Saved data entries
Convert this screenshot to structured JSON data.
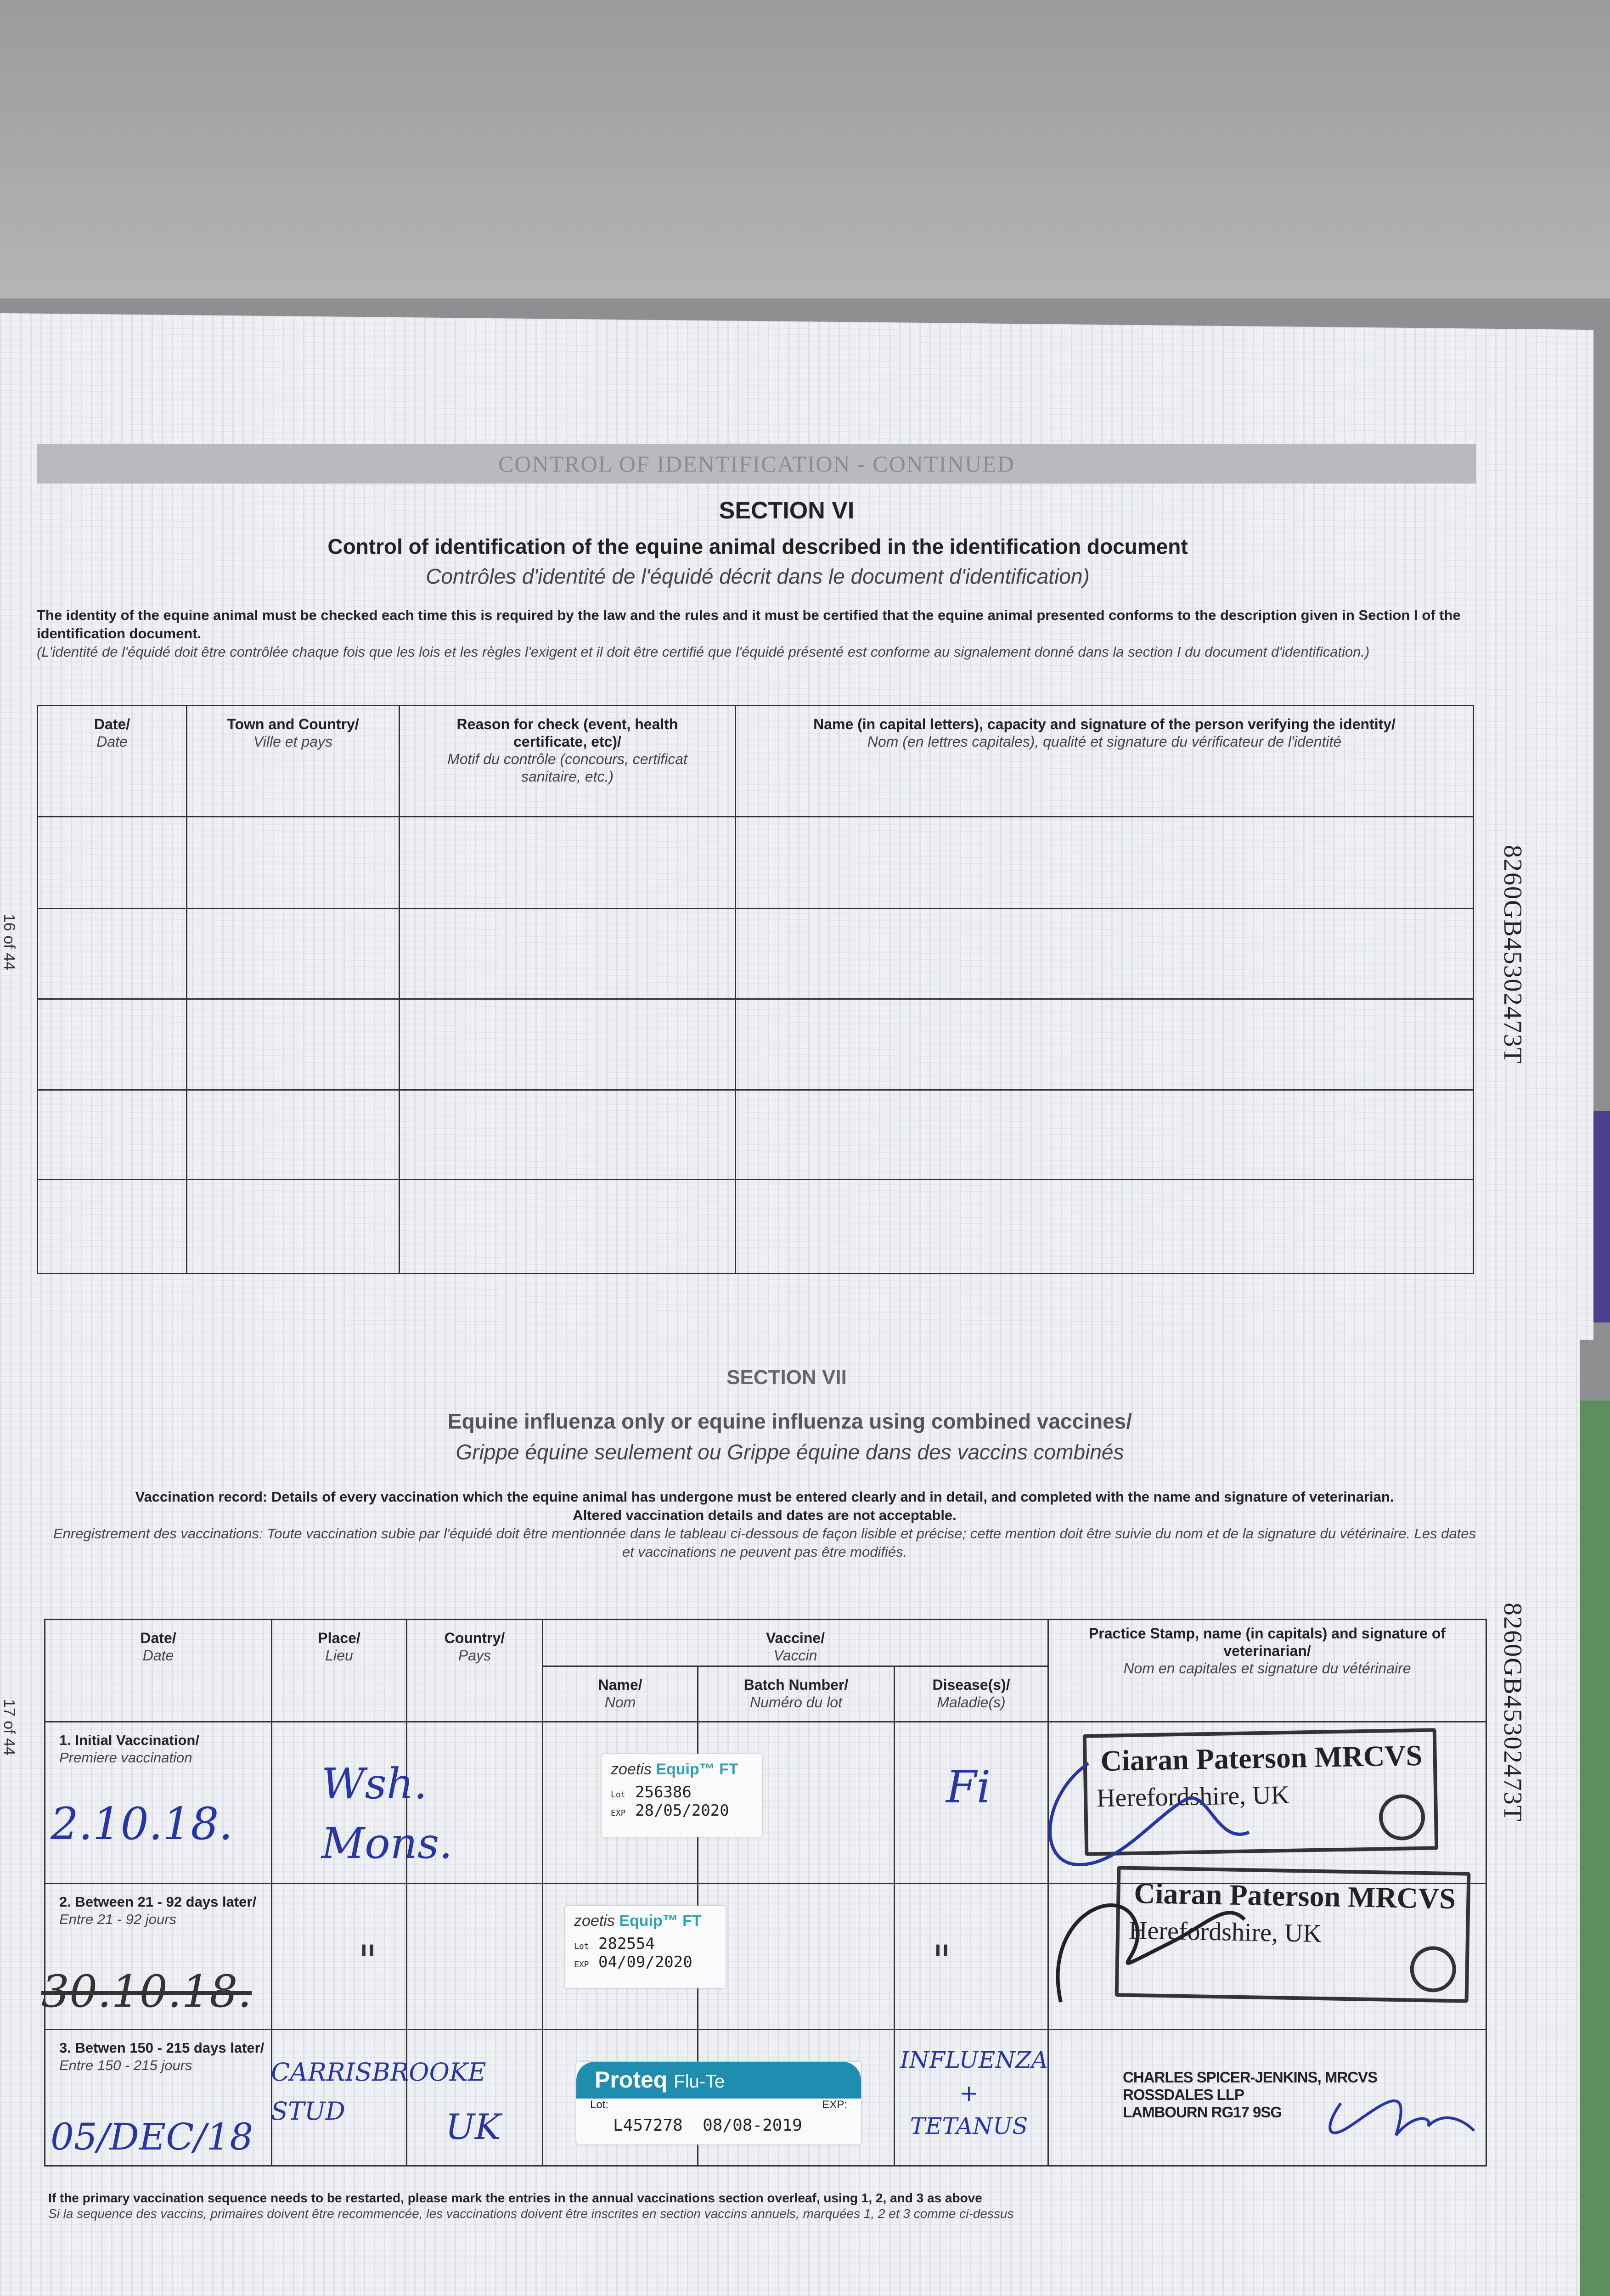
{
  "upper_page": {
    "band_title": "CONTROL OF IDENTIFICATION - CONTINUED",
    "section": "SECTION VI",
    "title": "Control of identification of the equine animal described in the identification document",
    "title_fr": "Contrôles d'identité de l'équidé décrit dans le document d'identification)",
    "intro": "The identity of the equine animal must be checked each time this is required by the law and the rules and it must be certified that the equine animal presented conforms to the description given in Section I of the identification document.",
    "intro_fr": "(L'identité de l'équidé doit être contrôlée chaque fois que les lois et les règles l'exigent et il doit être certifié que l'équidé présenté est conforme au signalement donné dans la section I du document d'identification.)",
    "columns": [
      {
        "en": "Date/",
        "fr": "Date"
      },
      {
        "en": "Town and Country/",
        "fr": "Ville et pays"
      },
      {
        "en": "Reason for check (event, health certificate, etc)/",
        "fr": "Motif du contrôle (concours, certificat sanitaire, etc.)"
      },
      {
        "en": "Name (in capital letters), capacity and signature of the person verifying the identity/",
        "fr": "Nom (en lettres capitales), qualité et signature du vérificateur de l'identité"
      }
    ],
    "page_number": "16 of 44",
    "document_id": "8260GB45302473T"
  },
  "lower_page": {
    "section": "SECTION VII",
    "title": "Equine influenza only or equine influenza using combined vaccines/",
    "title_fr": "Grippe équine seulement ou Grippe équine dans des vaccins combinés",
    "intro": "Vaccination record: Details of every vaccination which the equine animal has undergone must be entered clearly and in detail, and completed with the name and signature of veterinarian.",
    "intro2": "Altered vaccination details and dates are not acceptable.",
    "intro_fr": "Enregistrement des vaccinations: Toute vaccination subie par l'équidé doit être mentionnée dans le tableau ci-dessous de façon lisible et précise; cette mention doit être suivie du nom et de la signature du vétérinaire. Les dates et vaccinations ne peuvent pas être modifiés.",
    "headers": {
      "date": {
        "en": "Date/",
        "fr": "Date"
      },
      "place": {
        "en": "Place/",
        "fr": "Lieu"
      },
      "country": {
        "en": "Country/",
        "fr": "Pays"
      },
      "vaccine": {
        "en": "Vaccine/",
        "fr": "Vaccin"
      },
      "name": {
        "en": "Name/",
        "fr": "Nom"
      },
      "batch": {
        "en": "Batch Number/",
        "fr": "Numéro du lot"
      },
      "disease": {
        "en": "Disease(s)/",
        "fr": "Maladie(s)"
      },
      "stamp": {
        "en": "Practice Stamp, name (in capitals) and signature of veterinarian/",
        "fr": "Nom en capitales et signature du vétérinaire"
      }
    },
    "rows": [
      {
        "label": "1. Initial Vaccination/",
        "label_fr": "Premiere vaccination",
        "date": "2.10.18.",
        "place": "Wsh. Mons.",
        "country": "",
        "vaccine_brand": "zoetis",
        "vaccine_name": "Equip™ FT",
        "lot_label": "Lot",
        "lot": "256386",
        "exp_label": "EXP",
        "exp": "28/05/2020",
        "disease": "Fi",
        "stamp_name": "Ciaran Paterson MRCVS",
        "stamp_location": "Herefordshire, UK"
      },
      {
        "label": "2. Between 21 - 92 days later/",
        "label_fr": "Entre 21 - 92 jours",
        "date": "30.10.18.",
        "place": "\"",
        "country": "",
        "vaccine_brand": "zoetis",
        "vaccine_name": "Equip™ FT",
        "lot_label": "Lot",
        "lot": "282554",
        "exp_label": "EXP",
        "exp": "04/09/2020",
        "disease": "\"",
        "stamp_name": "Ciaran Paterson MRCVS",
        "stamp_location": "Herefordshire, UK"
      },
      {
        "label": "3. Betwen 150 - 215 days later/",
        "label_fr": "Entre 150 - 215 jours",
        "date": "05/DEC/18",
        "place": "CARRISBROOKE STUD",
        "country": "UK",
        "vaccine_brand": "Proteq",
        "vaccine_name": "Flu-Te",
        "lot_label": "Lot:",
        "exp_label": "EXP:",
        "lot": "L457278",
        "exp": "08/08-2019",
        "disease": "INFLUENZA + TETANUS",
        "vet_lines": [
          "CHARLES SPICER-JENKINS, MRCVS",
          "ROSSDALES LLP",
          "LAMBOURN RG17 9SG"
        ]
      }
    ],
    "footnote": "If the primary vaccination sequence needs to be restarted, please mark the entries in the annual vaccinations section overleaf, using 1, 2, and 3 as above",
    "footnote_fr": "Si la sequence des vaccins, primaires doivent être recommencée, les vaccinations doivent être inscrites en section vaccins annuels, marquées 1, 2 et 3 comme ci-dessus",
    "page_number": "17 of 44",
    "document_id": "8260GB45302473T"
  },
  "colors": {
    "ink_blue": "#2636a6",
    "label_teal": "#1f8db0"
  }
}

» **DO THIS**
Retype the whole listing exactly and leave the pictures out.

» **EXERCISE ANSWER**
Convert this screenshot to structured JSON data.
{
  "upper_page": {
    "band_title": "CONTROL OF IDENTIFICATION - CONTINUED",
    "section": "SECTION VI",
    "title": "Control of identification of the equine animal described in the identification document",
    "title_fr": "Contrôles d'identité de l'équidé décrit dans le document d'identification)",
    "intro": "The identity of the equine animal must be checked each time this is required by the law and the rules and it must be certified that the equine animal presented conforms to the description given in Section I of the identification document.",
    "intro_fr": "(L'identité de l'équidé doit être contrôlée chaque fois que les lois et les règles l'exigent et il doit être certifié que l'équidé présenté est conforme au signalement donné dans la section I du document d'identification.)",
    "columns": [
      {
        "en": "Date/",
        "fr": "Date"
      },
      {
        "en": "Town and Country/",
        "fr": "Ville et pays"
      },
      {
        "en": "Reason for check (event, health certificate, etc)/",
        "fr": "Motif du contrôle (concours, certificat sanitaire, etc.)"
      },
      {
        "en": "Name (in capital letters), capacity and signature of the person verifying the identity/",
        "fr": "Nom (en lettres capitales), qualité et signature du vérificateur de l'identité"
      }
    ],
    "page_number": "16 of 44",
    "document_id": "8260GB45302473T"
  },
  "lower_page": {
    "section": "SECTION VII",
    "title": "Equine influenza only or equine influenza using combined vaccines/",
    "title_fr": "Grippe équine seulement ou Grippe équine dans des vaccins combinés",
    "intro": "Vaccination record: Details of every vaccination which the equine animal has undergone must be entered clearly and in detail, and completed with the name and signature of veterinarian.",
    "intro2": "Altered vaccination details and dates are not acceptable.",
    "intro_fr": "Enregistrement des vaccinations: Toute vaccination subie par l'équidé doit être mentionnée dans le tableau ci-dessous de façon lisible et précise; cette mention doit être suivie du nom et de la signature du vétérinaire. Les dates et vaccinations ne peuvent pas être modifiés.",
    "headers": {
      "date": {
        "en": "Date/",
        "fr": "Date"
      },
      "place": {
        "en": "Place/",
        "fr": "Lieu"
      },
      "country": {
        "en": "Country/",
        "fr": "Pays"
      },
      "vaccine": {
        "en": "Vaccine/",
        "fr": "Vaccin"
      },
      "name": {
        "en": "Name/",
        "fr": "Nom"
      },
      "batch": {
        "en": "Batch Number/",
        "fr": "Numéro du lot"
      },
      "disease": {
        "en": "Disease(s)/",
        "fr": "Maladie(s)"
      },
      "stamp": {
        "en": "Practice Stamp, name (in capitals) and signature of veterinarian/",
        "fr": "Nom en capitales et signature du vétérinaire"
      }
    },
    "rows": [
      {
        "label": "1. Initial Vaccination/",
        "label_fr": "Premiere vaccination",
        "date": "2.10.18.",
        "place": "Wsh. Mons.",
        "country": "",
        "vaccine_brand": "zoetis",
        "vaccine_name": "Equip™ FT",
        "lot_label": "Lot",
        "lot": "256386",
        "exp_label": "EXP",
        "exp": "28/05/2020",
        "disease": "Fi",
        "stamp_name": "Ciaran Paterson MRCVS",
        "stamp_location": "Herefordshire, UK"
      },
      {
        "label": "2. Between 21 - 92 days later/",
        "label_fr": "Entre 21 - 92 jours",
        "date": "30.10.18.",
        "place": "\"",
        "country": "",
        "vaccine_brand": "zoetis",
        "vaccine_name": "Equip™ FT",
        "lot_label": "Lot",
        "lot": "282554",
        "exp_label": "EXP",
        "exp": "04/09/2020",
        "disease": "\"",
        "stamp_name": "Ciaran Paterson MRCVS",
        "stamp_location": "Herefordshire, UK"
      },
      {
        "label": "3. Betwen 150 - 215 days later/",
        "label_fr": "Entre 150 - 215 jours",
        "date": "05/DEC/18",
        "place": "CARRISBROOKE STUD",
        "country": "UK",
        "vaccine_brand": "Proteq",
        "vaccine_name": "Flu-Te",
        "lot_label": "Lot:",
        "exp_label": "EXP:",
        "lot": "L457278",
        "exp": "08/08-2019",
        "disease": "INFLUENZA + TETANUS",
        "vet_lines": [
          "CHARLES SPICER-JENKINS, MRCVS",
          "ROSSDALES LLP",
          "LAMBOURN RG17 9SG"
        ]
      }
    ],
    "footnote": "If the primary vaccination sequence needs to be restarted, please mark the entries in the annual vaccinations section overleaf, using 1, 2, and 3 as above",
    "footnote_fr": "Si la sequence des vaccins, primaires doivent être recommencée, les vaccinations doivent être inscrites en section vaccins annuels, marquées 1, 2 et 3 comme ci-dessus",
    "page_number": "17 of 44",
    "document_id": "8260GB45302473T"
  },
  "colors": {
    "ink_blue": "#2636a6",
    "label_teal": "#1f8db0"
  }
}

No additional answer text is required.